— start ITEMS —
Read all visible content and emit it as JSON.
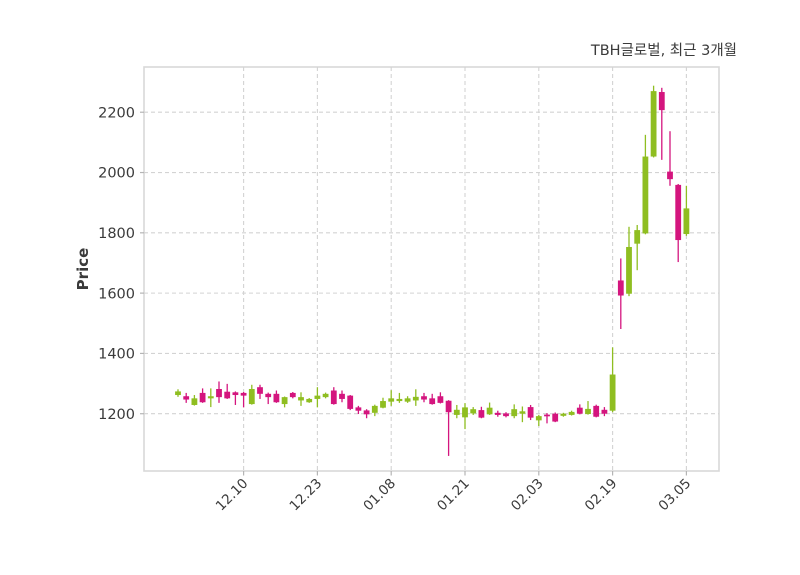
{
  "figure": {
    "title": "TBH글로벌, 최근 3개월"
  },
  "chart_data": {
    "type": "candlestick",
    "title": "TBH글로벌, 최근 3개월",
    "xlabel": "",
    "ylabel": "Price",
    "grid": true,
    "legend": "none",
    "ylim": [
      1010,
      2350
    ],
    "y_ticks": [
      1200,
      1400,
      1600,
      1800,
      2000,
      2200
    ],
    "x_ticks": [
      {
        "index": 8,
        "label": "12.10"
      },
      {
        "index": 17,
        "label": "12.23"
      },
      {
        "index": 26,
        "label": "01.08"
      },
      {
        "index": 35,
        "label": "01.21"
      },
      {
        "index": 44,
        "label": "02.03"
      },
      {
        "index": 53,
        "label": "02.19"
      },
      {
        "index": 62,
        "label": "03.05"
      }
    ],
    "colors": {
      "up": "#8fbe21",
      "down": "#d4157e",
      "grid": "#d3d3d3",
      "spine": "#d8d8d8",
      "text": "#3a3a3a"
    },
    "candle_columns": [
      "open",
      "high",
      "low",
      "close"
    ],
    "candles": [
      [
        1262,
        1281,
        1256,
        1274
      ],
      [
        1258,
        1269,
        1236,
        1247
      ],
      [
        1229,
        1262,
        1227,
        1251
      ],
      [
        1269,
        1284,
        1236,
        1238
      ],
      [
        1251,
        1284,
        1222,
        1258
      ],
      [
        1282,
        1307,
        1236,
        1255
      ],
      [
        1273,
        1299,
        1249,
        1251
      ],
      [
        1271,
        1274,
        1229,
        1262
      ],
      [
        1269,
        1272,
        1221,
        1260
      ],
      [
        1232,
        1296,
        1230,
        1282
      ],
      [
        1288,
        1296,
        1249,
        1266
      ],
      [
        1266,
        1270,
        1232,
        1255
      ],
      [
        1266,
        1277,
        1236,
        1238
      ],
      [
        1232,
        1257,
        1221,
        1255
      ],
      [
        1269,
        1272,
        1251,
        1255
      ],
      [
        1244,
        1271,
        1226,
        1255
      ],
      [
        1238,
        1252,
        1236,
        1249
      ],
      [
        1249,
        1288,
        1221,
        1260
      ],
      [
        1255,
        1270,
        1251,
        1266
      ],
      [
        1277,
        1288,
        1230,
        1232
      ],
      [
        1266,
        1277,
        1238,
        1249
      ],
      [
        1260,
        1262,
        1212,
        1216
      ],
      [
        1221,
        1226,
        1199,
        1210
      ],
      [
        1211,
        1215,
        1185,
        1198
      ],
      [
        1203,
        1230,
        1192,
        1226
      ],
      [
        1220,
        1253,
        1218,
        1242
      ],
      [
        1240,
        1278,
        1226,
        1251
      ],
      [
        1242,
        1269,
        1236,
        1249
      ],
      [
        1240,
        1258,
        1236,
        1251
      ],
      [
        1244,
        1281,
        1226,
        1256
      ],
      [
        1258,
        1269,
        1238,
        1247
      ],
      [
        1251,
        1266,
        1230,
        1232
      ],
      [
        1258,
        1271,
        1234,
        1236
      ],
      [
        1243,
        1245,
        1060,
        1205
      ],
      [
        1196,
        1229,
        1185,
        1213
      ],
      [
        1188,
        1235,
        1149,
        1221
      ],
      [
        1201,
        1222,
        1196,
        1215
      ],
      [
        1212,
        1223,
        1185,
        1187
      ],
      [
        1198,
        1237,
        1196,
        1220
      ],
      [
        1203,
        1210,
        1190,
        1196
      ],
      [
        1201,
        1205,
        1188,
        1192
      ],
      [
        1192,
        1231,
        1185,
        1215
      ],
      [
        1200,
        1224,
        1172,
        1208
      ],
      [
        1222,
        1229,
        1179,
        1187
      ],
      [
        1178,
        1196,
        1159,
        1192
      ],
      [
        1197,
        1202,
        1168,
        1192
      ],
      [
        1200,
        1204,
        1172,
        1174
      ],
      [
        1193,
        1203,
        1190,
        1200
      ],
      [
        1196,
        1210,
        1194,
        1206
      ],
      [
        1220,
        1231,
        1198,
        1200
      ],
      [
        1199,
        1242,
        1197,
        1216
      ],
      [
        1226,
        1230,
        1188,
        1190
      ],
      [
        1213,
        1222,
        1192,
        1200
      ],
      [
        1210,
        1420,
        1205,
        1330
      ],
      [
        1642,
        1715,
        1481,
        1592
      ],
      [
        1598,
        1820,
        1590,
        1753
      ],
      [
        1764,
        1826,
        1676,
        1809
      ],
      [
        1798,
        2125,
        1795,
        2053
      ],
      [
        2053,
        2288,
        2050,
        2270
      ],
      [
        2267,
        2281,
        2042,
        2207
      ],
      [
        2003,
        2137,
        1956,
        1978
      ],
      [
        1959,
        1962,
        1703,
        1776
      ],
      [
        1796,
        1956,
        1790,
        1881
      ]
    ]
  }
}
— end ITEMS —
EXERCISE OBJECTIVE
Return the material exactly as given, apart from the pictures.

REPLY
Read all visible content and emit it as JSON.
{
  "figure": {
    "title": "TBH글로벌, 최근 3개월"
  },
  "chart_data": {
    "type": "candlestick",
    "title": "TBH글로벌, 최근 3개월",
    "xlabel": "",
    "ylabel": "Price",
    "grid": true,
    "legend": "none",
    "ylim": [
      1010,
      2350
    ],
    "y_ticks": [
      1200,
      1400,
      1600,
      1800,
      2000,
      2200
    ],
    "x_ticks": [
      {
        "index": 8,
        "label": "12.10"
      },
      {
        "index": 17,
        "label": "12.23"
      },
      {
        "index": 26,
        "label": "01.08"
      },
      {
        "index": 35,
        "label": "01.21"
      },
      {
        "index": 44,
        "label": "02.03"
      },
      {
        "index": 53,
        "label": "02.19"
      },
      {
        "index": 62,
        "label": "03.05"
      }
    ],
    "colors": {
      "up": "#8fbe21",
      "down": "#d4157e",
      "grid": "#d3d3d3",
      "spine": "#d8d8d8",
      "text": "#3a3a3a"
    },
    "candle_columns": [
      "open",
      "high",
      "low",
      "close"
    ],
    "candles": [
      [
        1262,
        1281,
        1256,
        1274
      ],
      [
        1258,
        1269,
        1236,
        1247
      ],
      [
        1229,
        1262,
        1227,
        1251
      ],
      [
        1269,
        1284,
        1236,
        1238
      ],
      [
        1251,
        1284,
        1222,
        1258
      ],
      [
        1282,
        1307,
        1236,
        1255
      ],
      [
        1273,
        1299,
        1249,
        1251
      ],
      [
        1271,
        1274,
        1229,
        1262
      ],
      [
        1269,
        1272,
        1221,
        1260
      ],
      [
        1232,
        1296,
        1230,
        1282
      ],
      [
        1288,
        1296,
        1249,
        1266
      ],
      [
        1266,
        1270,
        1232,
        1255
      ],
      [
        1266,
        1277,
        1236,
        1238
      ],
      [
        1232,
        1257,
        1221,
        1255
      ],
      [
        1269,
        1272,
        1251,
        1255
      ],
      [
        1244,
        1271,
        1226,
        1255
      ],
      [
        1238,
        1252,
        1236,
        1249
      ],
      [
        1249,
        1288,
        1221,
        1260
      ],
      [
        1255,
        1270,
        1251,
        1266
      ],
      [
        1277,
        1288,
        1230,
        1232
      ],
      [
        1266,
        1277,
        1238,
        1249
      ],
      [
        1260,
        1262,
        1212,
        1216
      ],
      [
        1221,
        1226,
        1199,
        1210
      ],
      [
        1211,
        1215,
        1185,
        1198
      ],
      [
        1203,
        1230,
        1192,
        1226
      ],
      [
        1220,
        1253,
        1218,
        1242
      ],
      [
        1240,
        1278,
        1226,
        1251
      ],
      [
        1242,
        1269,
        1236,
        1249
      ],
      [
        1240,
        1258,
        1236,
        1251
      ],
      [
        1244,
        1281,
        1226,
        1256
      ],
      [
        1258,
        1269,
        1238,
        1247
      ],
      [
        1251,
        1266,
        1230,
        1232
      ],
      [
        1258,
        1271,
        1234,
        1236
      ],
      [
        1243,
        1245,
        1060,
        1205
      ],
      [
        1196,
        1229,
        1185,
        1213
      ],
      [
        1188,
        1235,
        1149,
        1221
      ],
      [
        1201,
        1222,
        1196,
        1215
      ],
      [
        1212,
        1223,
        1185,
        1187
      ],
      [
        1198,
        1237,
        1196,
        1220
      ],
      [
        1203,
        1210,
        1190,
        1196
      ],
      [
        1201,
        1205,
        1188,
        1192
      ],
      [
        1192,
        1231,
        1185,
        1215
      ],
      [
        1200,
        1224,
        1172,
        1208
      ],
      [
        1222,
        1229,
        1179,
        1187
      ],
      [
        1178,
        1196,
        1159,
        1192
      ],
      [
        1197,
        1202,
        1168,
        1192
      ],
      [
        1200,
        1204,
        1172,
        1174
      ],
      [
        1193,
        1203,
        1190,
        1200
      ],
      [
        1196,
        1210,
        1194,
        1206
      ],
      [
        1220,
        1231,
        1198,
        1200
      ],
      [
        1199,
        1242,
        1197,
        1216
      ],
      [
        1226,
        1230,
        1188,
        1190
      ],
      [
        1213,
        1222,
        1192,
        1200
      ],
      [
        1210,
        1420,
        1205,
        1330
      ],
      [
        1642,
        1715,
        1481,
        1592
      ],
      [
        1598,
        1820,
        1590,
        1753
      ],
      [
        1764,
        1826,
        1676,
        1809
      ],
      [
        1798,
        2125,
        1795,
        2053
      ],
      [
        2053,
        2288,
        2050,
        2270
      ],
      [
        2267,
        2281,
        2042,
        2207
      ],
      [
        2003,
        2137,
        1956,
        1978
      ],
      [
        1959,
        1962,
        1703,
        1776
      ],
      [
        1796,
        1956,
        1790,
        1881
      ]
    ]
  }
}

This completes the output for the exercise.